§ WHAT YOU SHOULD DO:
Pull out the lines of the records from the very first line through the line containing "panel-border [487,7,1331,591]", both included, and reproduce them word for word.

::::

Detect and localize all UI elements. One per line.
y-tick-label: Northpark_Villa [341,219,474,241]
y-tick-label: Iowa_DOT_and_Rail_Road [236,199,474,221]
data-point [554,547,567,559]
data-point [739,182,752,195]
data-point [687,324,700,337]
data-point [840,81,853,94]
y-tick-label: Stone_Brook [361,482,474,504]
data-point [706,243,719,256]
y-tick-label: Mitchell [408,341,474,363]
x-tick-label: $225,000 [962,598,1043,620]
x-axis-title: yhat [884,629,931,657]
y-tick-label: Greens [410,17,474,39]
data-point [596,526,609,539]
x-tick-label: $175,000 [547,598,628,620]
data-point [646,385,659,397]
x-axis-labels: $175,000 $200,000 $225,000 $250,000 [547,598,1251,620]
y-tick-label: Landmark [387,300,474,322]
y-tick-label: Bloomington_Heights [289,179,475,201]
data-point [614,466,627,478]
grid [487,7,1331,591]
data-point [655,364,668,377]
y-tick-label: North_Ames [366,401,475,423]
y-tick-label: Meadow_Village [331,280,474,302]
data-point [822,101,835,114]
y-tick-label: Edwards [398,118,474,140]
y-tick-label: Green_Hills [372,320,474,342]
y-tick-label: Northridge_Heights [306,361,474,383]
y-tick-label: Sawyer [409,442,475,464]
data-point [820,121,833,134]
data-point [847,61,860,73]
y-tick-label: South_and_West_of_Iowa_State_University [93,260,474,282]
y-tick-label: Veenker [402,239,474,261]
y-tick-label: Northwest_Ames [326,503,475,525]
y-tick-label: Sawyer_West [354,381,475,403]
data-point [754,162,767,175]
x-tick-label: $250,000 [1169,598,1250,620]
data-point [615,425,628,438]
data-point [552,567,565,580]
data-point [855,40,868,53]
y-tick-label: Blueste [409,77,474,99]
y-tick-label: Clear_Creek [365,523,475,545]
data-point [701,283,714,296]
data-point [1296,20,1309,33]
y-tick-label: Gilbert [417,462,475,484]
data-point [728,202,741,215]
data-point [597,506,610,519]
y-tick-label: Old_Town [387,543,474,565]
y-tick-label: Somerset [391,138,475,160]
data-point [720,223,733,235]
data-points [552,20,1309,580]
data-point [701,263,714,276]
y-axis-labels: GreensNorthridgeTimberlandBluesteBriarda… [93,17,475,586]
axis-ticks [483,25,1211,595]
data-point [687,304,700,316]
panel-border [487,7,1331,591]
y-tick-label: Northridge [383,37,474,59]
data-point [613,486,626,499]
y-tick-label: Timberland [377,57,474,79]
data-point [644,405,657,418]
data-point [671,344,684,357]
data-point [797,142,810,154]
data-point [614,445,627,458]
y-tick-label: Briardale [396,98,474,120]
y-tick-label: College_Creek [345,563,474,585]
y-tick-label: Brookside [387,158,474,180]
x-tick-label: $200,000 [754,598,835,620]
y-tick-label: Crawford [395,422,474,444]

::::

§ WRITTEN REPLY:
Detect and localize all UI elements. One per line.
y-tick-label: Northpark_Villa [341,219,474,241]
y-tick-label: Iowa_DOT_and_Rail_Road [236,199,474,221]
data-point [554,547,567,559]
data-point [739,182,752,195]
data-point [687,324,700,337]
data-point [840,81,853,94]
y-tick-label: Stone_Brook [361,482,474,504]
data-point [706,243,719,256]
y-tick-label: Mitchell [408,341,474,363]
x-tick-label: $225,000 [962,598,1043,620]
x-axis-title: yhat [884,629,931,657]
y-tick-label: Greens [410,17,474,39]
data-point [596,526,609,539]
x-tick-label: $175,000 [547,598,628,620]
data-point [646,385,659,397]
x-axis-labels: $175,000 $200,000 $225,000 $250,000 [547,598,1251,620]
y-tick-label: Landmark [387,300,474,322]
y-tick-label: Bloomington_Heights [289,179,475,201]
data-point [614,466,627,478]
grid [487,7,1331,591]
data-point [655,364,668,377]
y-tick-label: North_Ames [366,401,475,423]
y-tick-label: Meadow_Village [331,280,474,302]
data-point [822,101,835,114]
y-tick-label: Edwards [398,118,474,140]
y-tick-label: Green_Hills [372,320,474,342]
y-tick-label: Northridge_Heights [306,361,474,383]
y-tick-label: Sawyer [409,442,475,464]
data-point [820,121,833,134]
data-point [847,61,860,73]
y-tick-label: South_and_West_of_Iowa_State_University [93,260,474,282]
y-tick-label: Veenker [402,239,474,261]
y-tick-label: Northwest_Ames [326,503,475,525]
y-tick-label: Sawyer_West [354,381,475,403]
data-point [754,162,767,175]
x-tick-label: $250,000 [1169,598,1250,620]
data-point [615,425,628,438]
data-point [552,567,565,580]
data-point [855,40,868,53]
y-tick-label: Blueste [409,77,474,99]
y-tick-label: Clear_Creek [365,523,475,545]
data-point [701,283,714,296]
data-point [1296,20,1309,33]
y-tick-label: Gilbert [417,462,475,484]
data-point [728,202,741,215]
data-point [597,506,610,519]
y-tick-label: Old_Town [387,543,474,565]
y-tick-label: Somerset [391,138,475,160]
data-point [720,223,733,235]
data-points [552,20,1309,580]
data-point [701,263,714,276]
y-axis-labels: GreensNorthridgeTimberlandBluesteBriarda… [93,17,475,586]
axis-ticks [483,25,1211,595]
data-point [687,304,700,316]
panel-border [487,7,1331,591]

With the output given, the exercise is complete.